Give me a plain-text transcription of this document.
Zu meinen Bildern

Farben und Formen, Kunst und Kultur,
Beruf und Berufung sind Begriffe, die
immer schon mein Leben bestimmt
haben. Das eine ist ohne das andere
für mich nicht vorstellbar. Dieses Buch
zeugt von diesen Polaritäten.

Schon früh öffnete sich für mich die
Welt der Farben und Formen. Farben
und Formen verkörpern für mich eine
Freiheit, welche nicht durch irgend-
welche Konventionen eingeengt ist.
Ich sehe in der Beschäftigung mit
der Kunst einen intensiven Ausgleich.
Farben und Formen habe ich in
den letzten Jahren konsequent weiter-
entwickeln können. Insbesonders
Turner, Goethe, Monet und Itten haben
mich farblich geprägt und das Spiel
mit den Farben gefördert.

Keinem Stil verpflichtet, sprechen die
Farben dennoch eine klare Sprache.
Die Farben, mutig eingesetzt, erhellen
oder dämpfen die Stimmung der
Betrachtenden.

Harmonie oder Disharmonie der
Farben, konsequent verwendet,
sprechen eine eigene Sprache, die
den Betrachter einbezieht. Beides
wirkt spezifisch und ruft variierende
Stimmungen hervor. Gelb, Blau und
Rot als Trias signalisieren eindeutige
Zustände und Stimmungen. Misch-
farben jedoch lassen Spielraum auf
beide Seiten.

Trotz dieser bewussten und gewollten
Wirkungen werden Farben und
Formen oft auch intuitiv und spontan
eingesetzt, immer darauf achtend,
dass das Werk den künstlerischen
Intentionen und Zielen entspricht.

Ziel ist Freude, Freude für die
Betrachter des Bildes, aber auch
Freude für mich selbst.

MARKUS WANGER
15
■ ■ ■ ■ ■
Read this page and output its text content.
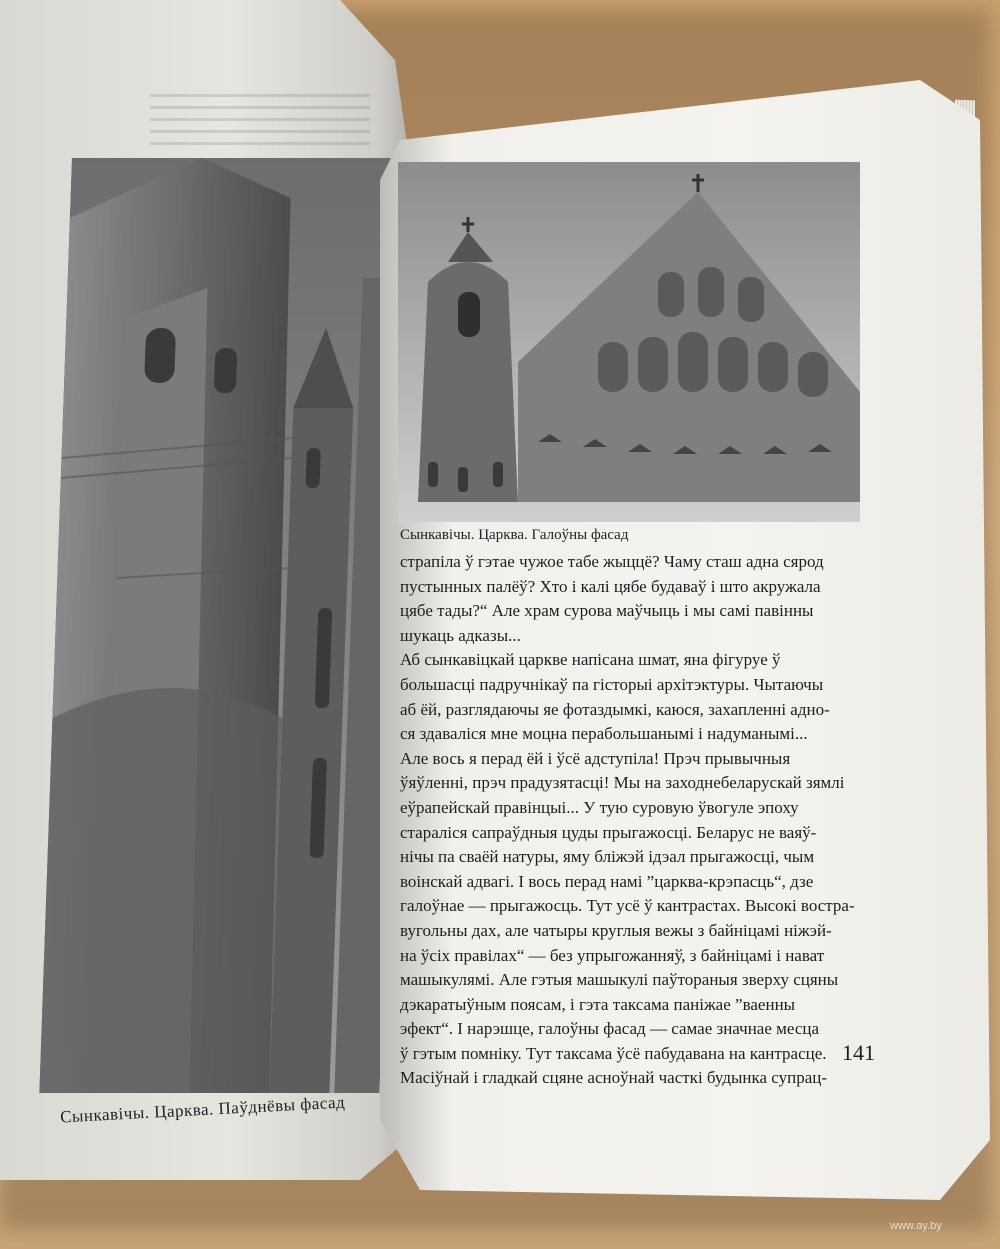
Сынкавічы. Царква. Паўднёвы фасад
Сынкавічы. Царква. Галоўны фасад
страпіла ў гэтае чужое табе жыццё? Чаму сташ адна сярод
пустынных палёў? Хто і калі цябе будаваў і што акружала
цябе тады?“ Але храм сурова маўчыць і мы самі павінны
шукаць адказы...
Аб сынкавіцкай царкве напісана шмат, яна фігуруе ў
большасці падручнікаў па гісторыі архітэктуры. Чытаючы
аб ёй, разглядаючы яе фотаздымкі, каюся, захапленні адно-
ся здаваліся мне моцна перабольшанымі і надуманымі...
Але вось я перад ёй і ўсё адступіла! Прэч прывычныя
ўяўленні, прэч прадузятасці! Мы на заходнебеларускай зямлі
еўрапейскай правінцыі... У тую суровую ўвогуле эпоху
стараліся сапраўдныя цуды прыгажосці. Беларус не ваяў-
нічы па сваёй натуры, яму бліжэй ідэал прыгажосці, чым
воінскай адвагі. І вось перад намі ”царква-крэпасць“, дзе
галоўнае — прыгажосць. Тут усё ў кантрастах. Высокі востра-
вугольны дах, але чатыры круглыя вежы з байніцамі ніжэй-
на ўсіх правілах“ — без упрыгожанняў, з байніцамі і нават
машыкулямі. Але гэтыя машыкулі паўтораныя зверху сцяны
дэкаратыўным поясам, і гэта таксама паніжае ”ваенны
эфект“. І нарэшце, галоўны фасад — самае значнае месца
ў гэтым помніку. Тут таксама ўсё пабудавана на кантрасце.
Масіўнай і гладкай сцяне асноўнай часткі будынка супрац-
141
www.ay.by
■ ■ ■ ■ ■
→ **INSTRUCTIONS TO FOLLOW**:
How many of the listing's lines contain "фасад"? Respond with a single number and nothing else.

→ **SOLUTION TO THIS EXERCISE**:
3